→ **WHAT TO DO**
Filter these entries, keeping only lines that hold the word "يعود".

[Dataset entries]
┏━━

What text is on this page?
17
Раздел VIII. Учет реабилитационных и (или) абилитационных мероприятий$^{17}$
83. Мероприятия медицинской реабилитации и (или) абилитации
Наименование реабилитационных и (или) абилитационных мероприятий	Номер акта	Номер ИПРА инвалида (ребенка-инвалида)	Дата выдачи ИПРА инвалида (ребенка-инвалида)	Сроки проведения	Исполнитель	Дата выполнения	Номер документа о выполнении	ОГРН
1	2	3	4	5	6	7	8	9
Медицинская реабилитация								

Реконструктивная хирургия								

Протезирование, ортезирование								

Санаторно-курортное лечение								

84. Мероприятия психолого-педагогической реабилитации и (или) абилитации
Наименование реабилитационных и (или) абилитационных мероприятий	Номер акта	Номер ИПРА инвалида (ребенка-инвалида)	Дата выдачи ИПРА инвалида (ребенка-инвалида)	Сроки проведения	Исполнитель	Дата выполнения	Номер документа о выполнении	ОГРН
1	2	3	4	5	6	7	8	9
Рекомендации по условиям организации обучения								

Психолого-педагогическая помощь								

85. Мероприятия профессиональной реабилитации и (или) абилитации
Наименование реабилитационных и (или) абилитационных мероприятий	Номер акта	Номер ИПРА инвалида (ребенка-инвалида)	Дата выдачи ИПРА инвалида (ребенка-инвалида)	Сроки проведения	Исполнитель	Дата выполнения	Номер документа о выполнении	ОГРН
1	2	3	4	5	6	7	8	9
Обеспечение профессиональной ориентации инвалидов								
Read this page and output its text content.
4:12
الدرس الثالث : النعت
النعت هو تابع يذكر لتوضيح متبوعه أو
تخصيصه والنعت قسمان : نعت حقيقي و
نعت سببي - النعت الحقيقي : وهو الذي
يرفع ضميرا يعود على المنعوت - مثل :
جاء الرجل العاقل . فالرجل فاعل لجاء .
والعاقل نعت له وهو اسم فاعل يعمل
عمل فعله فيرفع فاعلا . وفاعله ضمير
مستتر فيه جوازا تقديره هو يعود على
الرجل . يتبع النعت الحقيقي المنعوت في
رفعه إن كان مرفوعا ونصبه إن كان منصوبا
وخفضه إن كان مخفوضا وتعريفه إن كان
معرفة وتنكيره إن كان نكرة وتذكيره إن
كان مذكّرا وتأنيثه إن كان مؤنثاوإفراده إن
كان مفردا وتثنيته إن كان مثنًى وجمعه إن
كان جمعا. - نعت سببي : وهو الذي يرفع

┗━━
┏━━

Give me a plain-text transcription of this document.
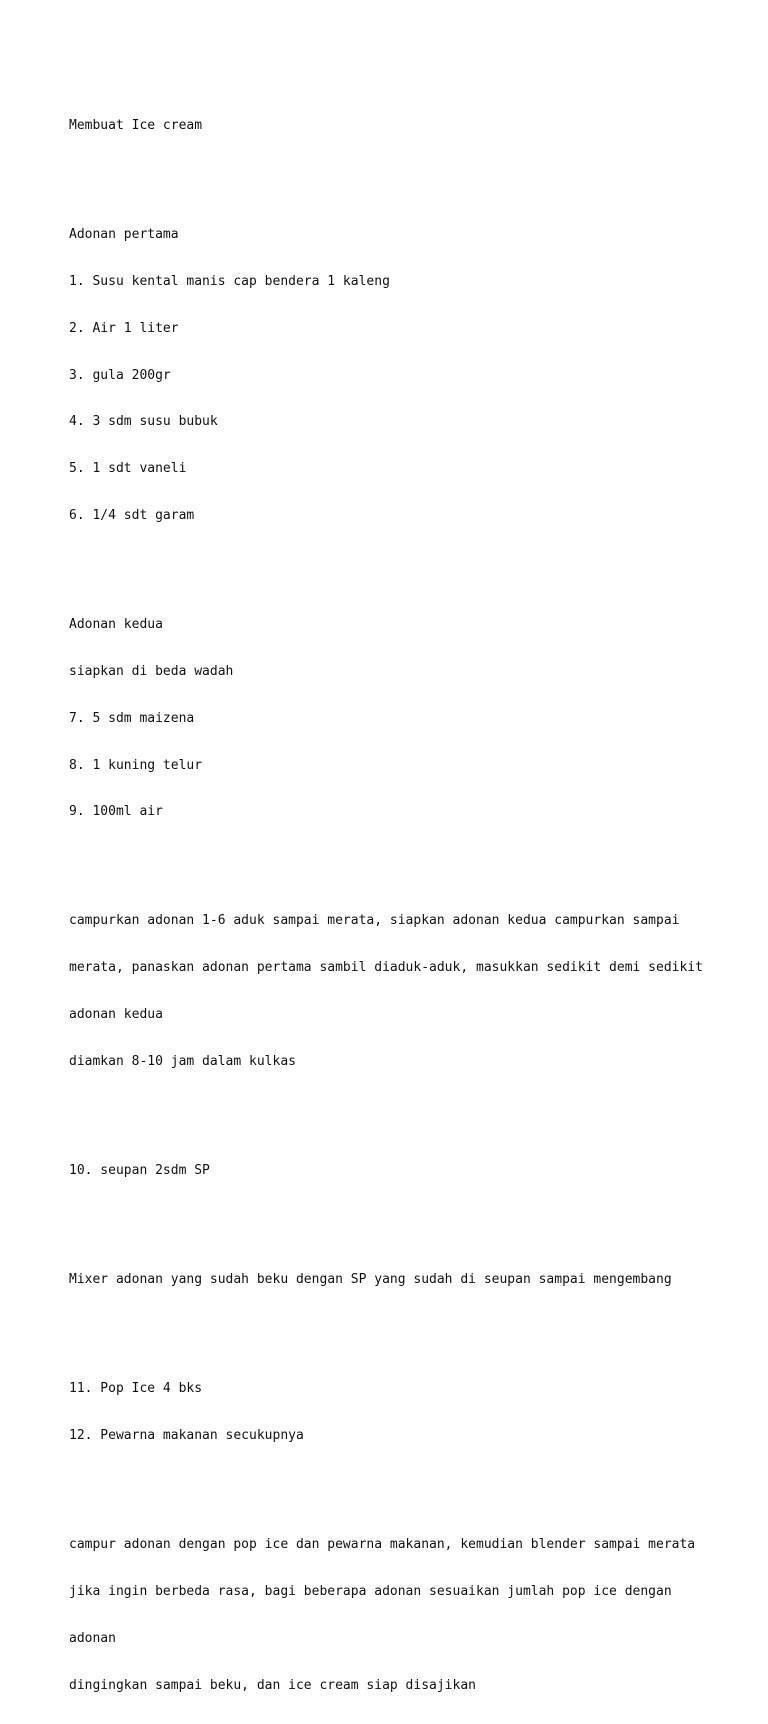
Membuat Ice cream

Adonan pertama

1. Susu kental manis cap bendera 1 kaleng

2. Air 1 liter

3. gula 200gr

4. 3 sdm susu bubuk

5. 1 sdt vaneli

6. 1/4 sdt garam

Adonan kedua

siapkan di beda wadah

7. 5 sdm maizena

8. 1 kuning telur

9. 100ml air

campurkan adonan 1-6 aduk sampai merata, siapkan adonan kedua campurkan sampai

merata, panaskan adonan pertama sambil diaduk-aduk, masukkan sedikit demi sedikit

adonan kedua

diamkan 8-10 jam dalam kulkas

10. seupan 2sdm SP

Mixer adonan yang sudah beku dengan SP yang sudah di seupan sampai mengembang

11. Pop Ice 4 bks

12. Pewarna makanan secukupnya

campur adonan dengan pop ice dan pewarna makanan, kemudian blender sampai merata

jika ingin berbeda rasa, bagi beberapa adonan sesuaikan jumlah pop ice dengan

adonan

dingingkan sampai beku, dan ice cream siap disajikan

┗━━

→ **WRITTEN RESPONSE**
يرفع ضميرا يعود على المنعوت - مثل :
مستتر فيه جوازا تقديره هو يعود على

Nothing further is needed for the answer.